## YOUR TASK
Gather all lines in the entries that include the word "Start".

## RECORDS SHOWN
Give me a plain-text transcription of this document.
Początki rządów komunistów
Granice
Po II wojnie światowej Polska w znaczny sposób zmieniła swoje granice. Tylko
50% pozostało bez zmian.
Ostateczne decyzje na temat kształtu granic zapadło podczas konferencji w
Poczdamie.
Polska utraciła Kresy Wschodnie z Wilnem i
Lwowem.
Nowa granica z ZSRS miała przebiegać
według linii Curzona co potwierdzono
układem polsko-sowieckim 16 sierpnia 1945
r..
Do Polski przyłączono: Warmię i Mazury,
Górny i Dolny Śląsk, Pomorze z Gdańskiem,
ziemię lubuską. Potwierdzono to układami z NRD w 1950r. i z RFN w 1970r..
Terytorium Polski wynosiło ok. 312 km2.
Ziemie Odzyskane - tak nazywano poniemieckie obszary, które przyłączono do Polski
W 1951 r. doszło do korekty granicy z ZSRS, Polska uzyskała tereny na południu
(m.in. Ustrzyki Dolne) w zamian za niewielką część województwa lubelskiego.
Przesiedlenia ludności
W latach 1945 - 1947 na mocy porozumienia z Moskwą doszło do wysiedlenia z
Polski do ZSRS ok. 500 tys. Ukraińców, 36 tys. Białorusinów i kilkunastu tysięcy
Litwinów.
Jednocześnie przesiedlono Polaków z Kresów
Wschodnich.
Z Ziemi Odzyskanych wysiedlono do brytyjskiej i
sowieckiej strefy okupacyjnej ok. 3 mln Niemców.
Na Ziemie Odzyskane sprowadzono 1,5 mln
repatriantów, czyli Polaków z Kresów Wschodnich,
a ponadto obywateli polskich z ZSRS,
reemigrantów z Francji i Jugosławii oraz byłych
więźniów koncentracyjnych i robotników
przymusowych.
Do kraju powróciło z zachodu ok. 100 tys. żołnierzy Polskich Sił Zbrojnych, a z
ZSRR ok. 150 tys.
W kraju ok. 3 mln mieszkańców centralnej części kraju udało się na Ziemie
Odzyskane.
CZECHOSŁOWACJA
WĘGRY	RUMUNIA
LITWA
---
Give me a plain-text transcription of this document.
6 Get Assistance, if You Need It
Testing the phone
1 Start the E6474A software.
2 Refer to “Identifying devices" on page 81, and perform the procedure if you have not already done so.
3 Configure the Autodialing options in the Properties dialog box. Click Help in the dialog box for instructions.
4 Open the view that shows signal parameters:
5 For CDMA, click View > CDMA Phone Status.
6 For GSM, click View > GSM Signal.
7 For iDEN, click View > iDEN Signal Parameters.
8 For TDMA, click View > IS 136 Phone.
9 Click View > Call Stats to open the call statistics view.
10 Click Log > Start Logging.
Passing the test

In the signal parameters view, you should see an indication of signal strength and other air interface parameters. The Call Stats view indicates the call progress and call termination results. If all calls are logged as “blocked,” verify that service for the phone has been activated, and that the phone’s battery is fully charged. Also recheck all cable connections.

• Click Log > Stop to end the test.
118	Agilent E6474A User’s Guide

## ANSWER TO THIS EXERCISE
1 Start the E6474A software.
10 Click Log > Start Logging.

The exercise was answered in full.